— Excerpted data —
※ ※ ※

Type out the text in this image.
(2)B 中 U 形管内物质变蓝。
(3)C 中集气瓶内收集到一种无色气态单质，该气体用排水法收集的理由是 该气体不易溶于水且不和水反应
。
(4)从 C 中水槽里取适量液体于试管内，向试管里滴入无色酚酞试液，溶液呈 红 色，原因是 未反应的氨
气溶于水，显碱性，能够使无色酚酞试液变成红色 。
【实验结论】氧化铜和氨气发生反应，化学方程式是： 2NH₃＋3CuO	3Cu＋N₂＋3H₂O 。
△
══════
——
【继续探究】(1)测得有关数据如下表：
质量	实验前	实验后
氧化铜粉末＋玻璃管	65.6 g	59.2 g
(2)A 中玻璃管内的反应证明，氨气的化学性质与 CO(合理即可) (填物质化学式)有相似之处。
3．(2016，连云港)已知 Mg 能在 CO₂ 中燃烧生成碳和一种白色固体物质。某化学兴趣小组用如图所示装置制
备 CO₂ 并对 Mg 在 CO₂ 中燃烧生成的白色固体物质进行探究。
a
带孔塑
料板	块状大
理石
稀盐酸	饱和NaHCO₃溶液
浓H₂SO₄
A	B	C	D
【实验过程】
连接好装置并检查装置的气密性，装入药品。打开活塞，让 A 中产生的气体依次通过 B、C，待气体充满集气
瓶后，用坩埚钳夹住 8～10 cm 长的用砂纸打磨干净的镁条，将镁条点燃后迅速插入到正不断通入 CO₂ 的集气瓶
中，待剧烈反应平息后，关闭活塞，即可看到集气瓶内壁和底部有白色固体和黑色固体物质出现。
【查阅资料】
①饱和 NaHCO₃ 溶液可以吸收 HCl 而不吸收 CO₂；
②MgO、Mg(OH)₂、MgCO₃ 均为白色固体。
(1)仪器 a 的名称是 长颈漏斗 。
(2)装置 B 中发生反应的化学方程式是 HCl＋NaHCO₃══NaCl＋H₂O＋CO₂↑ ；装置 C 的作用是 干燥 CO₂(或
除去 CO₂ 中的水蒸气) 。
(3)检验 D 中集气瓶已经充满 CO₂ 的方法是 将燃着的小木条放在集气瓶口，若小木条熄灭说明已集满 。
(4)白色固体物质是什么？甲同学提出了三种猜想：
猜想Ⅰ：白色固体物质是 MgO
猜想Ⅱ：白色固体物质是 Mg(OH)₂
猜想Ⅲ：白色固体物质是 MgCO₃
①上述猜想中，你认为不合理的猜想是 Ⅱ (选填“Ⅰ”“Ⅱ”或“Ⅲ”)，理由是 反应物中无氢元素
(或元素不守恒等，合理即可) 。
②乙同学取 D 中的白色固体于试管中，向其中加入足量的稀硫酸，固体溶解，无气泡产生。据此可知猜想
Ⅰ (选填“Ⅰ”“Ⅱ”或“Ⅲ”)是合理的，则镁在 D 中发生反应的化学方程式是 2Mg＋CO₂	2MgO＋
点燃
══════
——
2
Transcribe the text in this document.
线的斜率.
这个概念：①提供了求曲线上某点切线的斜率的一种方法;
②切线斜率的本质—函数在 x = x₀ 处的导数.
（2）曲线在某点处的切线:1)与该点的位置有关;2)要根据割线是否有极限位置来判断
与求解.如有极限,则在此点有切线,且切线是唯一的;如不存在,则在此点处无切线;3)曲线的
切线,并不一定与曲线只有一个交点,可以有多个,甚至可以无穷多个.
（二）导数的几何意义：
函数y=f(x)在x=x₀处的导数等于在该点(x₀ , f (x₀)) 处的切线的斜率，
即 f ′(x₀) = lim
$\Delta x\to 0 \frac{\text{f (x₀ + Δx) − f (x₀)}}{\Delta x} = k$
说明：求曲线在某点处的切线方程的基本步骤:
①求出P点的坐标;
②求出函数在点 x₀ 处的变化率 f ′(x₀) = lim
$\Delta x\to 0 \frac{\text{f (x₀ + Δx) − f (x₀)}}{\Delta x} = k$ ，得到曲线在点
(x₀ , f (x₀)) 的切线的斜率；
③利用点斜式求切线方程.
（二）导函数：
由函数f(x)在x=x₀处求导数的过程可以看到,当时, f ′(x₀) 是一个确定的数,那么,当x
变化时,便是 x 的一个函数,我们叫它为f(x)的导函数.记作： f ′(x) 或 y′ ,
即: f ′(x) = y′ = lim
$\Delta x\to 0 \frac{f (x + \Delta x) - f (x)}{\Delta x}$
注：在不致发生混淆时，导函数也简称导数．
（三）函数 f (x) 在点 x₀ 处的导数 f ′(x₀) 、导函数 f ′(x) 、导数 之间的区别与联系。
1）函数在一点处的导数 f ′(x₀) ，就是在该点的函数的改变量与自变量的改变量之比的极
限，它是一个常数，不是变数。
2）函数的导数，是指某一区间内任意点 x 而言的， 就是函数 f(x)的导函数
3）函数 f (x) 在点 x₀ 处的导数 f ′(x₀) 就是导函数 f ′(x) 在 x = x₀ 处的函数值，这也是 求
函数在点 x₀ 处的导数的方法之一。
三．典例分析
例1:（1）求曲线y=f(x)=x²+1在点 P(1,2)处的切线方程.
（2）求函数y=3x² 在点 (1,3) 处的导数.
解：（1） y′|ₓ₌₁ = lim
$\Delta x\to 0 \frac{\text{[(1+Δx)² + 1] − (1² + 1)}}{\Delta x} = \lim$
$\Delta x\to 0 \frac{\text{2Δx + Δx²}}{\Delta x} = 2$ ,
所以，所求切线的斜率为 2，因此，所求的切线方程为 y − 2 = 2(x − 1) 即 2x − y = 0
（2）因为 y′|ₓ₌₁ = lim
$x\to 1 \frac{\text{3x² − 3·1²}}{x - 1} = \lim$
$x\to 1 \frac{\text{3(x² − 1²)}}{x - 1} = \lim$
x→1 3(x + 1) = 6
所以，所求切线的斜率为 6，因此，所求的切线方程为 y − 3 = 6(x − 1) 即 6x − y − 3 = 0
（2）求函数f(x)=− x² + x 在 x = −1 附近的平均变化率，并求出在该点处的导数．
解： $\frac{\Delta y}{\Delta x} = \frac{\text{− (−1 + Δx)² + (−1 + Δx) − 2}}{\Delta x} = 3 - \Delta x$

※ ※ ※

Show each line of the data that contains the string "MgCO₃".

②MgO、Mg(OH)₂、MgCO₃ 均为白色固体。
猜想Ⅲ：白色固体物质是 MgCO₃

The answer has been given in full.